» **STATED GOAL**
Your task is to transcribe the data in full.
============================================================
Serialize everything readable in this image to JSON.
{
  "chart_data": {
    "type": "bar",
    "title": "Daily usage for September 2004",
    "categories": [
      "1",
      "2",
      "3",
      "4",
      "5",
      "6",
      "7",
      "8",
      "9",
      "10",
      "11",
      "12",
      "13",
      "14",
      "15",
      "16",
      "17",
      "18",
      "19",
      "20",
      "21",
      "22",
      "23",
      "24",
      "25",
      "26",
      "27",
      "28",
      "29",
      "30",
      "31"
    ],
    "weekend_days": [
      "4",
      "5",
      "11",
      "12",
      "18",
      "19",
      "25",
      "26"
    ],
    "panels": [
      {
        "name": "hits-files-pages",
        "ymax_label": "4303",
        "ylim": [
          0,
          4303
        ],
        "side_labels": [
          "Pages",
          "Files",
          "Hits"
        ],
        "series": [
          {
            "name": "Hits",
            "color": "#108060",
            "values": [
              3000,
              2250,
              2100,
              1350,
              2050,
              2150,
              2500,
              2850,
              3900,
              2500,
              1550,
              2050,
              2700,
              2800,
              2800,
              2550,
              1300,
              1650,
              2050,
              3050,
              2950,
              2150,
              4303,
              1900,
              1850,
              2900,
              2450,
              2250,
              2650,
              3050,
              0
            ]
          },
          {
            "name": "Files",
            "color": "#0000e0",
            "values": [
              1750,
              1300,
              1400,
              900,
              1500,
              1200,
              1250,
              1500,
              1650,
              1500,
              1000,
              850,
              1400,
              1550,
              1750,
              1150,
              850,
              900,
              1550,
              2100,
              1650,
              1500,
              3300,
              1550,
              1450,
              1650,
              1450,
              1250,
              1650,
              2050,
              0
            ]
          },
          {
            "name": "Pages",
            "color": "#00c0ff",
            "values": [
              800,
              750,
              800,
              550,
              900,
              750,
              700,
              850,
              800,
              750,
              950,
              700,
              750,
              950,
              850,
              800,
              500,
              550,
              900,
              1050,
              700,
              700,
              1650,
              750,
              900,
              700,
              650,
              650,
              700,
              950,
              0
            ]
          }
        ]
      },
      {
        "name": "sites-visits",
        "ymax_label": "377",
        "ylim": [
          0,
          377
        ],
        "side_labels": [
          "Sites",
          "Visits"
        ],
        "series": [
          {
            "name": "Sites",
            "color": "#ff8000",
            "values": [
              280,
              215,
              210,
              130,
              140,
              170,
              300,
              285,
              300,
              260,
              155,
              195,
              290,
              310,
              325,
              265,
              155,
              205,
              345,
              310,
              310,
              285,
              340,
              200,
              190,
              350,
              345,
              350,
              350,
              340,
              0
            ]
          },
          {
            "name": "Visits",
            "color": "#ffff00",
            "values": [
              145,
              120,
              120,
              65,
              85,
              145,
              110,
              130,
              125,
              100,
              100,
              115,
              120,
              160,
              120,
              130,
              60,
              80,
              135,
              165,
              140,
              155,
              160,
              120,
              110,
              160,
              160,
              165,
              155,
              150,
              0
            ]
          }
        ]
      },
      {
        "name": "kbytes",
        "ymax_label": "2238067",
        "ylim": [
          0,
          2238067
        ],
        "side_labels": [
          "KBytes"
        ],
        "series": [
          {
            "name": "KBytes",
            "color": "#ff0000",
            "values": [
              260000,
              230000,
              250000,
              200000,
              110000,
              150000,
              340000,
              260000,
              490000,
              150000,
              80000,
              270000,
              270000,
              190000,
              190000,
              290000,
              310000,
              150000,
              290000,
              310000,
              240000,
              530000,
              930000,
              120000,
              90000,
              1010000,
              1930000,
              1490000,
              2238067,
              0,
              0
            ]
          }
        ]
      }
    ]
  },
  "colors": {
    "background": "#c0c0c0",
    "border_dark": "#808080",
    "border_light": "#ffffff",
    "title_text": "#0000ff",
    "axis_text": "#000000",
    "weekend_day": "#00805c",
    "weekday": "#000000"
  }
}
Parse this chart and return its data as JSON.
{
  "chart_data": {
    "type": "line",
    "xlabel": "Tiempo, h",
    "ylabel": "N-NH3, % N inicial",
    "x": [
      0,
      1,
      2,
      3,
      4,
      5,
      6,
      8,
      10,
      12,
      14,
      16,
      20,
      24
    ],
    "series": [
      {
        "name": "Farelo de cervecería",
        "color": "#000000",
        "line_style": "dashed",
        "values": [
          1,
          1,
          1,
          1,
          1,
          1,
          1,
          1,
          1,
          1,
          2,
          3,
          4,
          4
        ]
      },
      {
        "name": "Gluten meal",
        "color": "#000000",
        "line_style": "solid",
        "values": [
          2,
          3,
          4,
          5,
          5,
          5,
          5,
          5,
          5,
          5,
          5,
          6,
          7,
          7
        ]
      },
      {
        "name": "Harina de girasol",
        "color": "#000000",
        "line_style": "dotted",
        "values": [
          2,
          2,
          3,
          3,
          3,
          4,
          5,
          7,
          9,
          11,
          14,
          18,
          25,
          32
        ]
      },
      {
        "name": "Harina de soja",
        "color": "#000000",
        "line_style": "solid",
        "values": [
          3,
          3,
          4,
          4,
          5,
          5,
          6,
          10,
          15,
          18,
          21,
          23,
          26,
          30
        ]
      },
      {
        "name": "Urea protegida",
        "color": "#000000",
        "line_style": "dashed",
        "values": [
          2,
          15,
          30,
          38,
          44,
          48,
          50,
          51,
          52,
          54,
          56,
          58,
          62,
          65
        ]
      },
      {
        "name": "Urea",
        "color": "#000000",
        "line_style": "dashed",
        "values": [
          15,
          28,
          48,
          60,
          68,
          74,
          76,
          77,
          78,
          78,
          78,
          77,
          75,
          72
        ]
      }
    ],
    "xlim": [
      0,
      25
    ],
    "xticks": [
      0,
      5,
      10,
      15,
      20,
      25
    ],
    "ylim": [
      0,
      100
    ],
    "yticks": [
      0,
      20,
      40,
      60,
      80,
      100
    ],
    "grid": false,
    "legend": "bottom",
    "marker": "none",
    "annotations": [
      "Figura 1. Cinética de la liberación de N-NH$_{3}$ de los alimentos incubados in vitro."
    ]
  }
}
============================================================
» **RESPONSE**
Serialize everything readable in this image to JSON.
{
  "chart_data": {
    "type": "bar",
    "title": "Daily usage for September 2004",
    "categories": [
      "1",
      "2",
      "3",
      "4",
      "5",
      "6",
      "7",
      "8",
      "9",
      "10",
      "11",
      "12",
      "13",
      "14",
      "15",
      "16",
      "17",
      "18",
      "19",
      "20",
      "21",
      "22",
      "23",
      "24",
      "25",
      "26",
      "27",
      "28",
      "29",
      "30",
      "31"
    ],
    "weekend_days": [
      "4",
      "5",
      "11",
      "12",
      "18",
      "19",
      "25",
      "26"
    ],
    "panels": [
      {
        "name": "hits-files-pages",
        "ymax_label": "4303",
        "ylim": [
          0,
          4303
        ],
        "side_labels": [
          "Pages",
          "Files",
          "Hits"
        ],
        "series": [
          {
            "name": "Hits",
            "color": "#108060",
            "values": [
              3000,
              2250,
              2100,
              1350,
              2050,
              2150,
              2500,
              2850,
              3900,
              2500,
              1550,
              2050,
              2700,
              2800,
              2800,
              2550,
              1300,
              1650,
              2050,
              3050,
              2950,
              2150,
              4303,
              1900,
              1850,
              2900,
              2450,
              2250,
              2650,
              3050,
              0
            ]
          },
          {
            "name": "Files",
            "color": "#0000e0",
            "values": [
              1750,
              1300,
              1400,
              900,
              1500,
              1200,
              1250,
              1500,
              1650,
              1500,
              1000,
              850,
              1400,
              1550,
              1750,
              1150,
              850,
              900,
              1550,
              2100,
              1650,
              1500,
              3300,
              1550,
              1450,
              1650,
              1450,
              1250,
              1650,
              2050,
              0
            ]
          },
          {
            "name": "Pages",
            "color": "#00c0ff",
            "values": [
              800,
              750,
              800,
              550,
              900,
              750,
              700,
              850,
              800,
              750,
              950,
              700,
              750,
              950,
              850,
              800,
              500,
              550,
              900,
              1050,
              700,
              700,
              1650,
              750,
              900,
              700,
              650,
              650,
              700,
              950,
              0
            ]
          }
        ]
      },
      {
        "name": "sites-visits",
        "ymax_label": "377",
        "ylim": [
          0,
          377
        ],
        "side_labels": [
          "Sites",
          "Visits"
        ],
        "series": [
          {
            "name": "Sites",
            "color": "#ff8000",
            "values": [
              280,
              215,
              210,
              130,
              140,
              170,
              300,
              285,
              300,
              260,
              155,
              195,
              290,
              310,
              325,
              265,
              155,
              205,
              345,
              310,
              310,
              285,
              340,
              200,
              190,
              350,
              345,
              350,
              350,
              340,
              0
            ]
          },
          {
            "name": "Visits",
            "color": "#ffff00",
            "values": [
              145,
              120,
              120,
              65,
              85,
              145,
              110,
              130,
              125,
              100,
              100,
              115,
              120,
              160,
              120,
              130,
              60,
              80,
              135,
              165,
              140,
              155,
              160,
              120,
              110,
              160,
              160,
              165,
              155,
              150,
              0
            ]
          }
        ]
      },
      {
        "name": "kbytes",
        "ymax_label": "2238067",
        "ylim": [
          0,
          2238067
        ],
        "side_labels": [
          "KBytes"
        ],
        "series": [
          {
            "name": "KBytes",
            "color": "#ff0000",
            "values": [
              260000,
              230000,
              250000,
              200000,
              110000,
              150000,
              340000,
              260000,
              490000,
              150000,
              80000,
              270000,
              270000,
              190000,
              190000,
              290000,
              310000,
              150000,
              290000,
              310000,
              240000,
              530000,
              930000,
              120000,
              90000,
              1010000,
              1930000,
              1490000,
              2238067,
              0,
              0
            ]
          }
        ]
      }
    ]
  },
  "colors": {
    "background": "#c0c0c0",
    "border_dark": "#808080",
    "border_light": "#ffffff",
    "title_text": "#0000ff",
    "axis_text": "#000000",
    "weekend_day": "#00805c",
    "weekday": "#000000"
  }
}
Parse this chart and return its data as JSON.
{
  "chart_data": {
    "type": "line",
    "xlabel": "Tiempo, h",
    "ylabel": "N-NH3, % N inicial",
    "x": [
      0,
      1,
      2,
      3,
      4,
      5,
      6,
      8,
      10,
      12,
      14,
      16,
      20,
      24
    ],
    "series": [
      {
        "name": "Farelo de cervecería",
        "color": "#000000",
        "line_style": "dashed",
        "values": [
          1,
          1,
          1,
          1,
          1,
          1,
          1,
          1,
          1,
          1,
          2,
          3,
          4,
          4
        ]
      },
      {
        "name": "Gluten meal",
        "color": "#000000",
        "line_style": "solid",
        "values": [
          2,
          3,
          4,
          5,
          5,
          5,
          5,
          5,
          5,
          5,
          5,
          6,
          7,
          7
        ]
      },
      {
        "name": "Harina de girasol",
        "color": "#000000",
        "line_style": "dotted",
        "values": [
          2,
          2,
          3,
          3,
          3,
          4,
          5,
          7,
          9,
          11,
          14,
          18,
          25,
          32
        ]
      },
      {
        "name": "Harina de soja",
        "color": "#000000",
        "line_style": "solid",
        "values": [
          3,
          3,
          4,
          4,
          5,
          5,
          6,
          10,
          15,
          18,
          21,
          23,
          26,
          30
        ]
      },
      {
        "name": "Urea protegida",
        "color": "#000000",
        "line_style": "dashed",
        "values": [
          2,
          15,
          30,
          38,
          44,
          48,
          50,
          51,
          52,
          54,
          56,
          58,
          62,
          65
        ]
      },
      {
        "name": "Urea",
        "color": "#000000",
        "line_style": "dashed",
        "values": [
          15,
          28,
          48,
          60,
          68,
          74,
          76,
          77,
          78,
          78,
          78,
          77,
          75,
          72
        ]
      }
    ],
    "xlim": [
      0,
      25
    ],
    "xticks": [
      0,
      5,
      10,
      15,
      20,
      25
    ],
    "ylim": [
      0,
      100
    ],
    "yticks": [
      0,
      20,
      40,
      60,
      80,
      100
    ],
    "grid": false,
    "legend": "bottom",
    "marker": "none",
    "annotations": [
      "Figura 1. Cinética de la liberación de N-NH$_{3}$ de los alimentos incubados in vitro."
    ]
  }
}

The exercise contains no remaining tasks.